## [What to work on]
In the biography of Jeff Aronin, which company bought Ovation Pharmaceuticals?

- Born: December 8, 1967 (age 58)
- Education: Northern Illinois University
- Occupations: Chairman and CEO of Paragon Biosciences, LLC

= Jeff Aronin =

American businessman

Jeff Aronin (born December 8, 1967) is an American investor, entrepreneur, and biotechnology executive. He is founder, chairman and CEO of Paragon Biosciences, LLC, a global life science company that creates, builds, and funds innovative biology-based companies.

==Early life and education==
Aronin discovered his passion for pharmaceutical development while shadowing a physician who was treating an epileptic pediatric patient with regular seizures. Confronted with limited options to stop the seizures other than to remove a portion of the young patient's brain, the doctor pursued an alternative treatment with a dosage of medication that successfully curbed the child's seizures, preventing the life-altering surgery and setting Aronin on his course to become an entrepreneur in the biopharmaceutical industry.

Aronin holds an M.B.A. from DePaul University and earned a B.S. from Northern Illinois University. He also lectures on entrepreneurship at the University of Chicago Booth School of Business and Northwestern University's Kellogg School of Management, where he completed post-graduate coursework. In 2010, he was named an Aspen Institute Henry Crown Fellow.

==Career==
Aronin is the chairman of multiple Paragon portfolio companies including Harmony Biosciences (HRMY), Evozyne, Castle Creek Biosciences, Emalex Biosciences, and CiRC Biosciences, and previously Marathon Pharmaceuticals, a research based prescription biopharmaceutical company. Prior to Paragon, Aronin founded Ovation Pharmaceuticals LLC in 2000 and served as its chairman and CEO for nine years. On February 9, 2009, it was announced that H. Lundbeck A/S, a Danish pharmaceutical company, had purchased Ovation for $900 million.
Chicago Mayor Rahm Emanuel appointed Aronin to the board of directors of World Business Chicago and co-chair of ChicagoNEXT. Aronin is also a former chair of MATTER, a start-up center in Chicago for next-generation healthcare technology companies that opened in February 2015.

## [Given entries]
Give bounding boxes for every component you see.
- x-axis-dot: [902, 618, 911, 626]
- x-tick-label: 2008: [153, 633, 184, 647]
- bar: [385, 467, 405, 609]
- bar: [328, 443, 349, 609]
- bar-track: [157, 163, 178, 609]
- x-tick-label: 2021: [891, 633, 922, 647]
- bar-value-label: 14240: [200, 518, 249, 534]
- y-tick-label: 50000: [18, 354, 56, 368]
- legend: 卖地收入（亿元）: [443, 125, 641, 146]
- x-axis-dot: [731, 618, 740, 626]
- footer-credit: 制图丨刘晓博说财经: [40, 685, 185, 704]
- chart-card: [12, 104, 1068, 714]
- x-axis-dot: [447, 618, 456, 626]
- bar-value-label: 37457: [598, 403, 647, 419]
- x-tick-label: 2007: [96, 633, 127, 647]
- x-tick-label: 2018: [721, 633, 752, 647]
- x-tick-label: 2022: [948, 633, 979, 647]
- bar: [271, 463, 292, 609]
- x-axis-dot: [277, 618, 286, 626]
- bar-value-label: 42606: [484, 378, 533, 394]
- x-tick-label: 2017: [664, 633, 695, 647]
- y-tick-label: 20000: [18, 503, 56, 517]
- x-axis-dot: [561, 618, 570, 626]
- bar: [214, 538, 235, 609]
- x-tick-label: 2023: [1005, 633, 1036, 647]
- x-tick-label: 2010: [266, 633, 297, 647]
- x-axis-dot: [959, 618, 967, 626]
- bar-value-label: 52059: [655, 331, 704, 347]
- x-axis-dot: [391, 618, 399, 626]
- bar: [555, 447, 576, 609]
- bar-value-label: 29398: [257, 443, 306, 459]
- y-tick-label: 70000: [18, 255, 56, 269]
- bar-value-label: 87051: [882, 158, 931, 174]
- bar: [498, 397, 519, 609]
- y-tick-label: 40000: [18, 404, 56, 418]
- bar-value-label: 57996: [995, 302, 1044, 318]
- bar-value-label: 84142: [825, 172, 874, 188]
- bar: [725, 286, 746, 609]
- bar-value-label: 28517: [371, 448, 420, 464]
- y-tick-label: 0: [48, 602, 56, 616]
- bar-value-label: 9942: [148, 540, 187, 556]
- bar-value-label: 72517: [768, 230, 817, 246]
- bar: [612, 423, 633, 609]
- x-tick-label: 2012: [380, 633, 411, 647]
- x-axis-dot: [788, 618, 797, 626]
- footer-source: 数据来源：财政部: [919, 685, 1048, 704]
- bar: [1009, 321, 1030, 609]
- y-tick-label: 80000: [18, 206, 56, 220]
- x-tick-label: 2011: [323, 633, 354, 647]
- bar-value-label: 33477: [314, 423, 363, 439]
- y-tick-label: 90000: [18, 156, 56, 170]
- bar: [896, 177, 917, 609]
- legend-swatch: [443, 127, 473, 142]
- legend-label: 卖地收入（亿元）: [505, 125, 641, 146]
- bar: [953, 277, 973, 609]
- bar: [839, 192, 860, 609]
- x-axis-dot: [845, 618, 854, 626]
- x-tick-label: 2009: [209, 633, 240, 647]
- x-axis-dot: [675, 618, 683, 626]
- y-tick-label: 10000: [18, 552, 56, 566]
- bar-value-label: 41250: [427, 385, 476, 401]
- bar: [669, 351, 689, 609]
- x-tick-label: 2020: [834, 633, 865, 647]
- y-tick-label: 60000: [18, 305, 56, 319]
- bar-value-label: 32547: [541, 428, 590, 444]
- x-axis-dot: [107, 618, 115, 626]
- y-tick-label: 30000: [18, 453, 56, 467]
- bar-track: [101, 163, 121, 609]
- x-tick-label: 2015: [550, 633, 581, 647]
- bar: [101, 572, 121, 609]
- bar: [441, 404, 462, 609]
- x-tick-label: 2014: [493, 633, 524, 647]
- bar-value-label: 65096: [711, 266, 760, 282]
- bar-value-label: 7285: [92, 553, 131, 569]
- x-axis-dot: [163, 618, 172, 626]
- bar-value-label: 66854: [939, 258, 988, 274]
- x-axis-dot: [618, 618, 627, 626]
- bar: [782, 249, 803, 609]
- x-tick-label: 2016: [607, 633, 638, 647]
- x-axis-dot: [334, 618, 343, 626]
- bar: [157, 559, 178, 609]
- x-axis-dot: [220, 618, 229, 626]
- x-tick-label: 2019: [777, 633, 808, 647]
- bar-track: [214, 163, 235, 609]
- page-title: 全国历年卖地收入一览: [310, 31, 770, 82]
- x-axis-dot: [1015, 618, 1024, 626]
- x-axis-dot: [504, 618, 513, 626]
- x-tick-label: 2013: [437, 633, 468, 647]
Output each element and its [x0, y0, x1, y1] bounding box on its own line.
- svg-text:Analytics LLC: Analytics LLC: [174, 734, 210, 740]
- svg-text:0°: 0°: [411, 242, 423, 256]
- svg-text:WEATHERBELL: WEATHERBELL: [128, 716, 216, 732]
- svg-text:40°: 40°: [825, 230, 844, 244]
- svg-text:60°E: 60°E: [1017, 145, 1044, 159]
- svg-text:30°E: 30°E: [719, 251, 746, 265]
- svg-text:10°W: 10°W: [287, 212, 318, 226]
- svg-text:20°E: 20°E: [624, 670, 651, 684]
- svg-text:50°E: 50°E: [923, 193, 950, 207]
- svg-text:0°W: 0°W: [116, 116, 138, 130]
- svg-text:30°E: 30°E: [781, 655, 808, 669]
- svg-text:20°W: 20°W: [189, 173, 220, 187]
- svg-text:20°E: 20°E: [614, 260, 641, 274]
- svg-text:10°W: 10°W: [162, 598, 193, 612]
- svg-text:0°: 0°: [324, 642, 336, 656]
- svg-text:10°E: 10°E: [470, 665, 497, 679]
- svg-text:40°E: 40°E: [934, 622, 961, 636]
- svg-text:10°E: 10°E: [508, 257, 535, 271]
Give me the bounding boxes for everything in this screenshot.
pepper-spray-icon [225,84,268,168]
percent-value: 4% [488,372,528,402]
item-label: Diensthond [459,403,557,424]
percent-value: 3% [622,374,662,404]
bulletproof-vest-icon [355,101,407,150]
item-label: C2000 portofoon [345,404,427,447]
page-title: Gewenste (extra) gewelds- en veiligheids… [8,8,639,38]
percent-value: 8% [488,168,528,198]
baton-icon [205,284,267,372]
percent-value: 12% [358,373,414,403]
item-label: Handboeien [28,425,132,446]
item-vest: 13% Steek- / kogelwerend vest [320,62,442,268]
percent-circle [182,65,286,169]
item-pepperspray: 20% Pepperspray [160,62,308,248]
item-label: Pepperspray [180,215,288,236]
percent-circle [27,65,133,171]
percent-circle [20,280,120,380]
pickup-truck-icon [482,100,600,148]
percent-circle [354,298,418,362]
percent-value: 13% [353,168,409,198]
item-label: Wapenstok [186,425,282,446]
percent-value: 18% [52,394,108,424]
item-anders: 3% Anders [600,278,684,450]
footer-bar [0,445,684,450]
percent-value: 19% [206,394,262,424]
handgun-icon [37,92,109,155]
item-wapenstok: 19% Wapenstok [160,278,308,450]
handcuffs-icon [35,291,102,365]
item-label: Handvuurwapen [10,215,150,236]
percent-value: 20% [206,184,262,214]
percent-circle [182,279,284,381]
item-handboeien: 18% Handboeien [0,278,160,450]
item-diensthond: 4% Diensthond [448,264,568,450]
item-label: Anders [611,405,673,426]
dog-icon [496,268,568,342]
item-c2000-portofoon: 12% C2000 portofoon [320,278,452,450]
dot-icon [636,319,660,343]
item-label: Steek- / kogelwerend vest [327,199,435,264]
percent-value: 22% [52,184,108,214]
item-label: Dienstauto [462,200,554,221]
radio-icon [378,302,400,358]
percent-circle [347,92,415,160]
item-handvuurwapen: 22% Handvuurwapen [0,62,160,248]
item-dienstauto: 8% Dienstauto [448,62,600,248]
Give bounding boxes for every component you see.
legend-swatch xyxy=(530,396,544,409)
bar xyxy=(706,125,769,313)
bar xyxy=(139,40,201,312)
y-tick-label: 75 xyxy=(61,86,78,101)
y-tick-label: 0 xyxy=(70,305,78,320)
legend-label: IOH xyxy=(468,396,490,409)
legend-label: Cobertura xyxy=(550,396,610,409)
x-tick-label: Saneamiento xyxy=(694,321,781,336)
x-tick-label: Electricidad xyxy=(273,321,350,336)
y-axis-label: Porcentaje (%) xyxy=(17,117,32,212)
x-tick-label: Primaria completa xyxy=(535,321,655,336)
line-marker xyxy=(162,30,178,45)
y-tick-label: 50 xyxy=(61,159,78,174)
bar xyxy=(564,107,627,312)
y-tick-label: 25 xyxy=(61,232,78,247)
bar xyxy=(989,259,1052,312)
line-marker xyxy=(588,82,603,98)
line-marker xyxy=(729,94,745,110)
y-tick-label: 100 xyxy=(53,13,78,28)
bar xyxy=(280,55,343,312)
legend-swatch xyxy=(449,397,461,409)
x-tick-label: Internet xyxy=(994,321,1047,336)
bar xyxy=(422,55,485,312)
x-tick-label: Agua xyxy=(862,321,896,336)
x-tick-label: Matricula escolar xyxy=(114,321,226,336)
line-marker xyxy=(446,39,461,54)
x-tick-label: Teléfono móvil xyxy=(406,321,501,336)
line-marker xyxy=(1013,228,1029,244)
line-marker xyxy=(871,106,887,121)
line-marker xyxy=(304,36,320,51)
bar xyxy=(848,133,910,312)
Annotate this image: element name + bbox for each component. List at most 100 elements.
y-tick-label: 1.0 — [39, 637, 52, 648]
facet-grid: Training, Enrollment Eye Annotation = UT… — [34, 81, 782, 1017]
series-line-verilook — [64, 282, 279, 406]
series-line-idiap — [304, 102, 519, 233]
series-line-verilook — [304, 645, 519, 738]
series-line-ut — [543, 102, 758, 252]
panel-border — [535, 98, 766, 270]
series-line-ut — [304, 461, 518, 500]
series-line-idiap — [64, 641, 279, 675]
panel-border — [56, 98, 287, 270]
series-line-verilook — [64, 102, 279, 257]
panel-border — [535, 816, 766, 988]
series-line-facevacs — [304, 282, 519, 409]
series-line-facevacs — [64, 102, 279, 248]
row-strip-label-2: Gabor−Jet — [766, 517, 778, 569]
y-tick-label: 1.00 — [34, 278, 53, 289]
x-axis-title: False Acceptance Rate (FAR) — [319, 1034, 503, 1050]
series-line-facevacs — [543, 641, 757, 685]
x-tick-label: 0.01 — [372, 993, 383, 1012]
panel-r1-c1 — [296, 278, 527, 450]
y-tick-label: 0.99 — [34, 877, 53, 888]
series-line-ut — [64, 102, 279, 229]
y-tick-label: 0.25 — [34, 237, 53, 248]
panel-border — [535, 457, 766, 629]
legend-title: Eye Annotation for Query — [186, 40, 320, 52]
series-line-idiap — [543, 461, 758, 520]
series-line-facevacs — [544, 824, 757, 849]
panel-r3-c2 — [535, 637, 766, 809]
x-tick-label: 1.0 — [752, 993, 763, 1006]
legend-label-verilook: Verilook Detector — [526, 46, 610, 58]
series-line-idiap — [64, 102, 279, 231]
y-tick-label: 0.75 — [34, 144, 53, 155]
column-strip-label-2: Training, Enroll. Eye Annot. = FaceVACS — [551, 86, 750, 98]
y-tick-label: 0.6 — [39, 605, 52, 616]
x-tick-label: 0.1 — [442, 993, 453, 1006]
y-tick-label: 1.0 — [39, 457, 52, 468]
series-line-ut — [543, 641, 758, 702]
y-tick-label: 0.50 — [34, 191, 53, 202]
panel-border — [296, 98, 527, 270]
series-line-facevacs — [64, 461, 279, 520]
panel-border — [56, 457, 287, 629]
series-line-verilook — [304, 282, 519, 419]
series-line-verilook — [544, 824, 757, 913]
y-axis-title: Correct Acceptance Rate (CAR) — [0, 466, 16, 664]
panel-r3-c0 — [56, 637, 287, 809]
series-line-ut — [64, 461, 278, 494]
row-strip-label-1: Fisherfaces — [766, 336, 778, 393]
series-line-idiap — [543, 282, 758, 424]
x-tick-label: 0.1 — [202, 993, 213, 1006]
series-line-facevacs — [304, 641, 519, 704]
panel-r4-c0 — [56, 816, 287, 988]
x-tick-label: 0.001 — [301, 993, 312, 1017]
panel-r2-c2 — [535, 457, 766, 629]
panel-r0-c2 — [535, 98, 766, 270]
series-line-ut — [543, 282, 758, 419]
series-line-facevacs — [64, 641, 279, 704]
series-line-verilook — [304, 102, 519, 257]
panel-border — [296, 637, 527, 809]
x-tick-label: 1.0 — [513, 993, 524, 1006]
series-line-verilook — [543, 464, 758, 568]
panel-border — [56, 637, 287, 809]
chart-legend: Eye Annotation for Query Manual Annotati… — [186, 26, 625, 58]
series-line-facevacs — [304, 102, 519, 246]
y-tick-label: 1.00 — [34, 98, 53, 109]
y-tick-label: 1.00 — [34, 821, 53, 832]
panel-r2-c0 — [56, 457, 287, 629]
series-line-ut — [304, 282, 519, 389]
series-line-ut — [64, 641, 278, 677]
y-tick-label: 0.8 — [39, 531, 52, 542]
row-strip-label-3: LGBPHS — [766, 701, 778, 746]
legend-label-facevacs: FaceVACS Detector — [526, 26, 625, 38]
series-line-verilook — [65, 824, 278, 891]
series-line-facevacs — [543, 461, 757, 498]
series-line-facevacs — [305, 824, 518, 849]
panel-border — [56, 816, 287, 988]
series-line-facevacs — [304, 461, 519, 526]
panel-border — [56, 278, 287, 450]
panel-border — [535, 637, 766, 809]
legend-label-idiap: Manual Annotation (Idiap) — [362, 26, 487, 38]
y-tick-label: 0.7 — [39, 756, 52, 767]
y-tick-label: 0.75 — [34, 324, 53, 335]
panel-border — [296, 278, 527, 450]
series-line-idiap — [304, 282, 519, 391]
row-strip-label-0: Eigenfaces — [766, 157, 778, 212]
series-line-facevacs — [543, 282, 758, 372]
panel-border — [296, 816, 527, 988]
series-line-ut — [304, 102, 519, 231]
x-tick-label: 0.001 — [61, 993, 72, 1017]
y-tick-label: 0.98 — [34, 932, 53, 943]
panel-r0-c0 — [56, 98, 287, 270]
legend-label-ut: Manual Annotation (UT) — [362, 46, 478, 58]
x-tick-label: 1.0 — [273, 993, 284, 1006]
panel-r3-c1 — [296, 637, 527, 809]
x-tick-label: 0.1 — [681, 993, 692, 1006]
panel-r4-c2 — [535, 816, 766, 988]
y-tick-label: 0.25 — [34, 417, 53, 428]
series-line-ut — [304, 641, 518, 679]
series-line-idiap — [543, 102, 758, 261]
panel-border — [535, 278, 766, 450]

## [Solution to this exercise]
H. Lundbeck A/S, a Danish pharmaceutical company.